§ JOB: Gather all lines with "Scott" from the records.

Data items
Begin

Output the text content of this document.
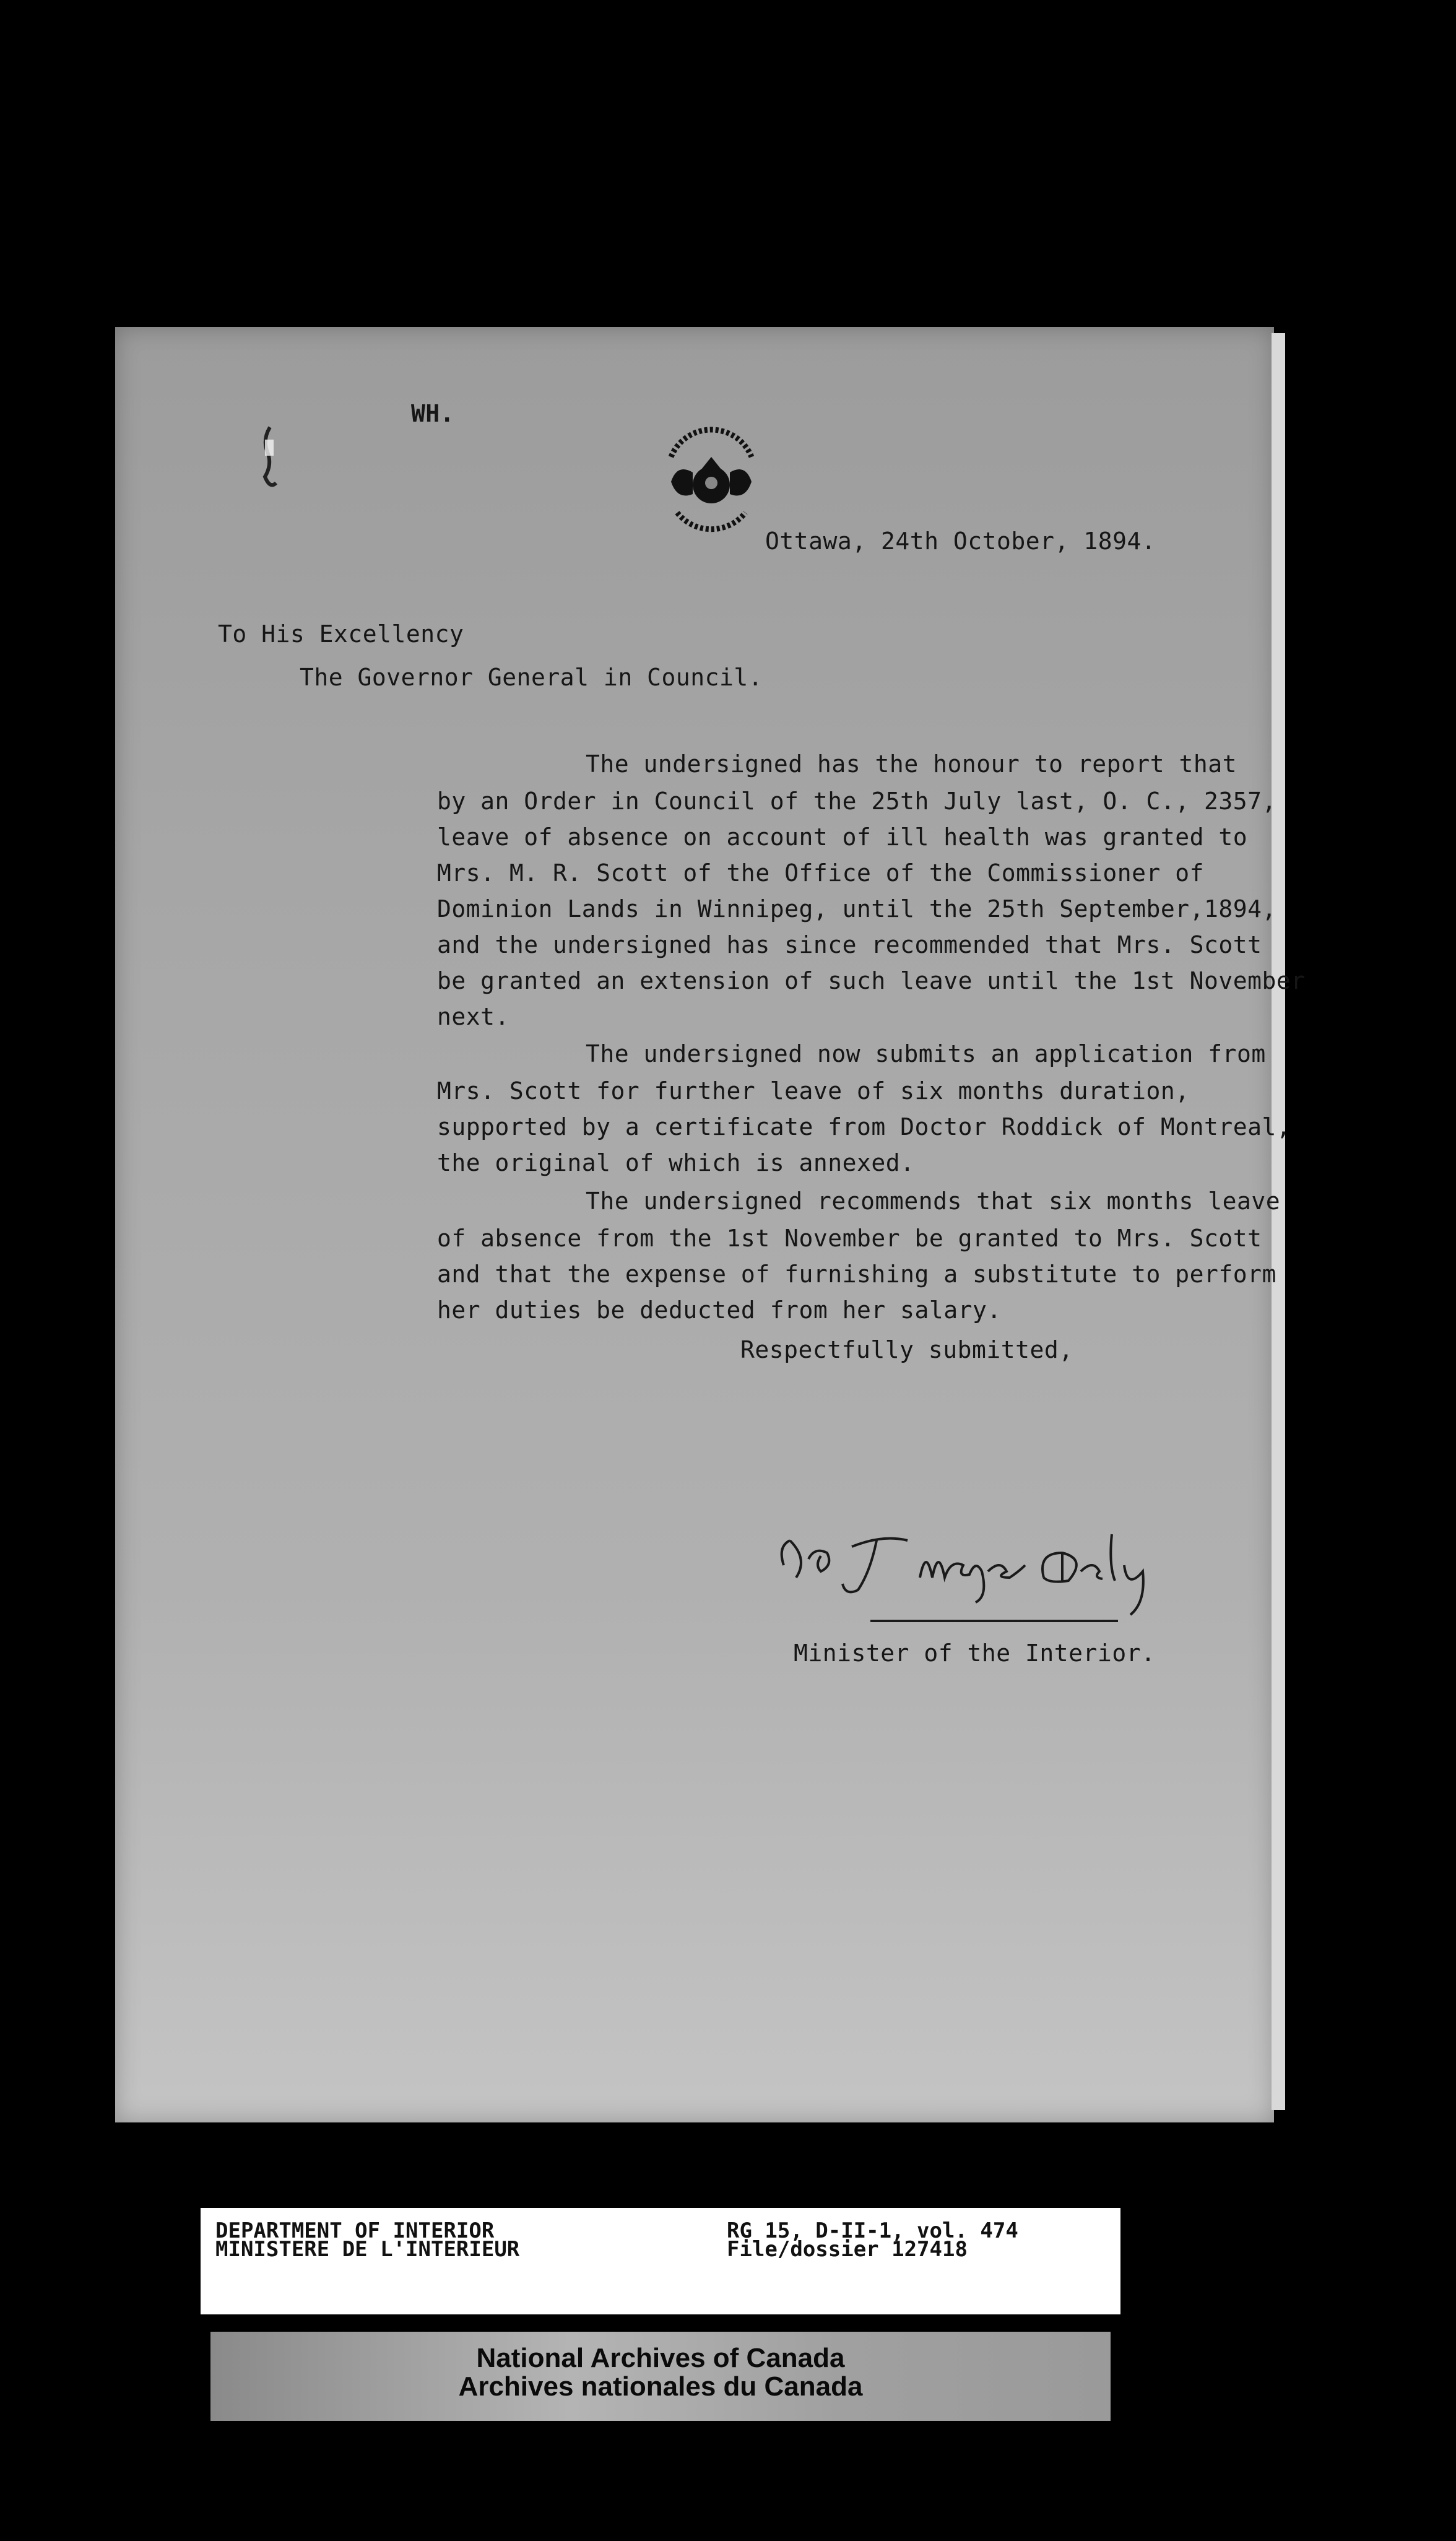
WH.
Ottawa, 24th October, 1894.
To His Excellency
The Governor General in Council.
The undersigned has the honour to report that
by an Order in Council of the 25th July last, O. C., 2357,
leave of absence on account of ill health was granted to
Mrs. M. R. Scott of the Office of the Commissioner of
Dominion Lands in Winnipeg, until the 25th September,1894,
and the undersigned has since recommended that Mrs. Scott
be granted an extension of such leave until the 1st November
next.
The undersigned now submits an application from
Mrs. Scott for further leave of six months duration,
supported by a certificate from Doctor Roddick of Montreal,
the original of which is annexed.
The undersigned recommends that six months leave
of absence from the 1st November be granted to Mrs. Scott
and that the expense of furnishing a substitute to perform
her duties be deducted from her salary.
Respectfully submitted,
Minister of the Interior.
DEPARTMENT OF INTERIOR
MINISTERE DE L'INTERIEUR
RG 15, D-II-1, vol. 474
File/dossier 127418
National Archives of Canada
Archives nationales du Canada
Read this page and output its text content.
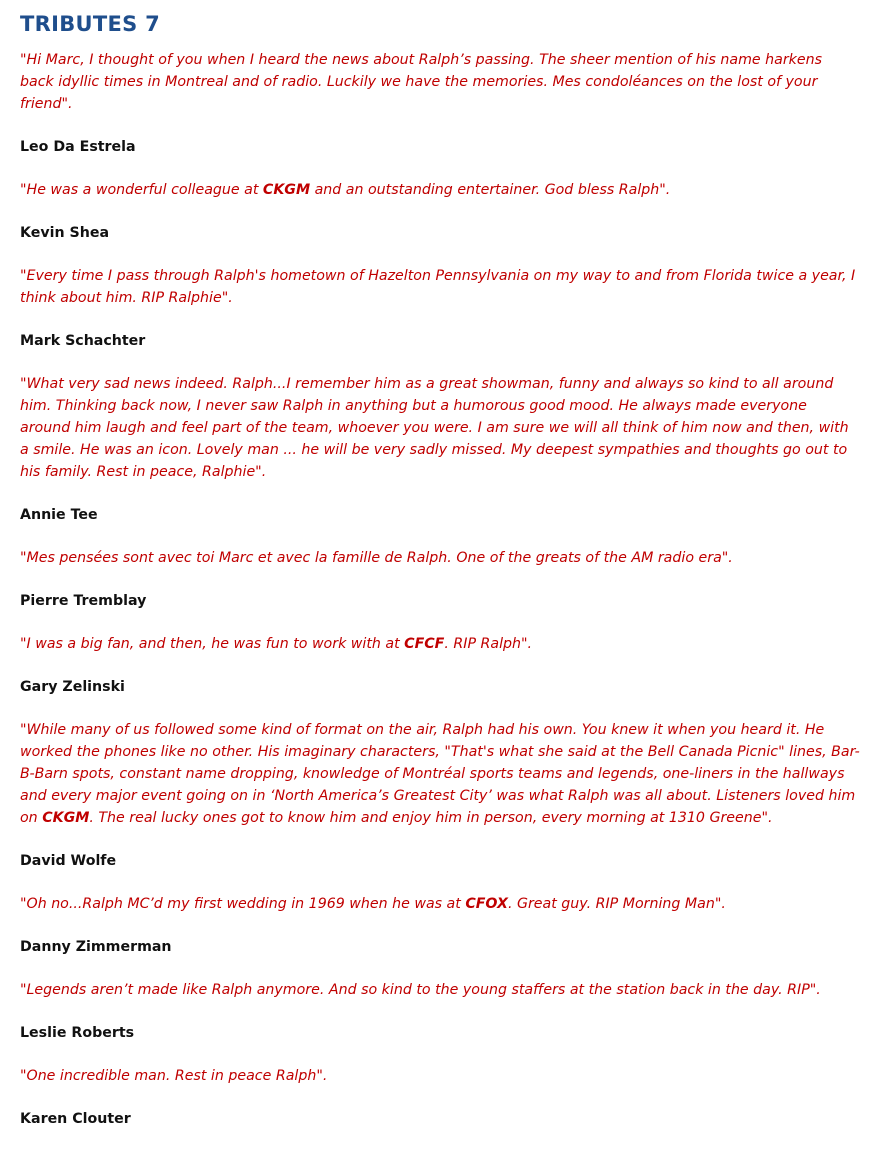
TRIBUTES 7

"Hi Marc, I thought of you when I heard the news about Ralph’s passing. The sheer mention of his name harkens back idyllic times in Montreal and of radio. Luckily we have the memories. Mes condoléances on the lost of your friend".

Leo Da Estrela

"He was a wonderful colleague at CKGM and an outstanding entertainer. God bless Ralph".

Kevin Shea

"Every time I pass through Ralph's hometown of Hazelton Pennsylvania on my way to and from Florida twice a year, I think about him. RIP Ralphie".

Mark Schachter

"What very sad news indeed. Ralph...I remember him as a great showman, funny and always so kind to all around him. Thinking back now, I never saw Ralph in anything but a humorous good mood. He always made everyone around him laugh and feel part of the team, whoever you were. I am sure we will all think of him now and then, with a smile. He was an icon. Lovely man ... he will be very sadly missed. My deepest sympathies and thoughts go out to his family. Rest in peace, Ralphie".

Annie Tee

"Mes pensées sont avec toi Marc et avec la famille de Ralph. One of the greats of the AM radio era".

Pierre Tremblay

"I was a big fan, and then, he was fun to work with at CFCF. RIP Ralph".

Gary Zelinski

"While many of us followed some kind of format on the air, Ralph had his own. You knew it when you heard it. He worked the phones like no other. His imaginary characters, "That's what she said at the Bell Canada Picnic" lines, Bar-B-Barn spots, constant name dropping, knowledge of Montréal sports teams and legends, one-liners in the hallways and every major event going on in ‘North America’s Greatest City’ was what Ralph was all about. Listeners loved him on CKGM. The real lucky ones got to know him and enjoy him in person, every morning at 1310 Greene".

David Wolfe

"Oh no...Ralph MC’d my first wedding in 1969 when he was at CFOX. Great guy. RIP Morning Man".

Danny Zimmerman

"Legends aren’t made like Ralph anymore. And so kind to the young staffers at the station back in the day. RIP".

Leslie Roberts

"One incredible man. Rest in peace Ralph".

Karen Clouter
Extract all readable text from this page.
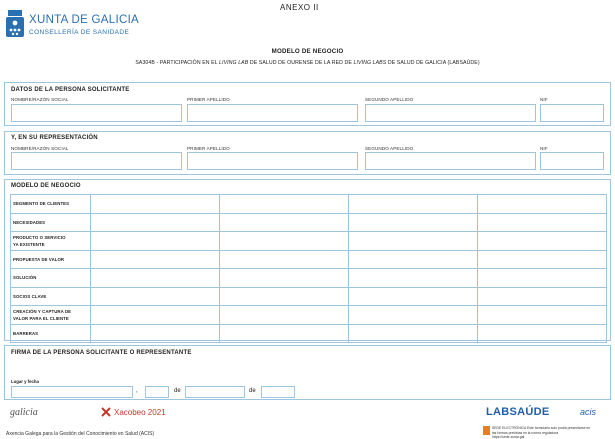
XUNTA DE GALICIA
CONSELLERÍA DE SANIDADE
ANEXO II
MODELO DE NEGOCIO
SA304B - PARTICIPACIÓN EN EL LIVING LAB DE SALUD DE OURENSE DE LA RED DE LIVING LABS DE SALUD DE GALICIA (LABSAÚDE)
DATOS DE LA PERSONA SOLICITANTE
NOMBRE/RAZÓN SOCIAL	PRIMER APELLIDO	SEGUNDO APELLIDO	NIF
Y, EN SU REPRESENTACIÓN
NOMBRE/RAZÓN SOCIAL	PRIMER APELLIDO	SEGUNDO APELLIDO	NIF
MODELO DE NEGOCIO
SEGMENTO DE CLIENTES				

NECESIDADES				

PRODUCTO O SERVICIO
YA EXISTENTE				

PROPUESTA DE VALOR				

SOLUCIÓN				

SOCIOS CLAVE				

CREACIÓN Y CAPTURA DE
VALOR PARA EL CLIENTE				

BARRERAS				

FIRMA DE LA PERSONA SOLICITANTE O REPRESENTANTE
Lugar y fecha
,	de	de
galicia	Xacobeo 2021	LABSAÚDE	acis
Axencia Galega para la Gestión del Conocimiento en Salud (ACIS)
SEDE ELECTRÓNICA Este formulario solo podrá presentarse en
las formas previstas en la norma reguladora
https://sede.xunta.gal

End

§ RESULT FOR THIS TASK:
Mrs. M. R. Scott of the Office of the Commissioner of
and the undersigned has since recommended that Mrs. Scott
Mrs. Scott for further leave of six months duration,
of absence from the 1st November be granted to Mrs. Scott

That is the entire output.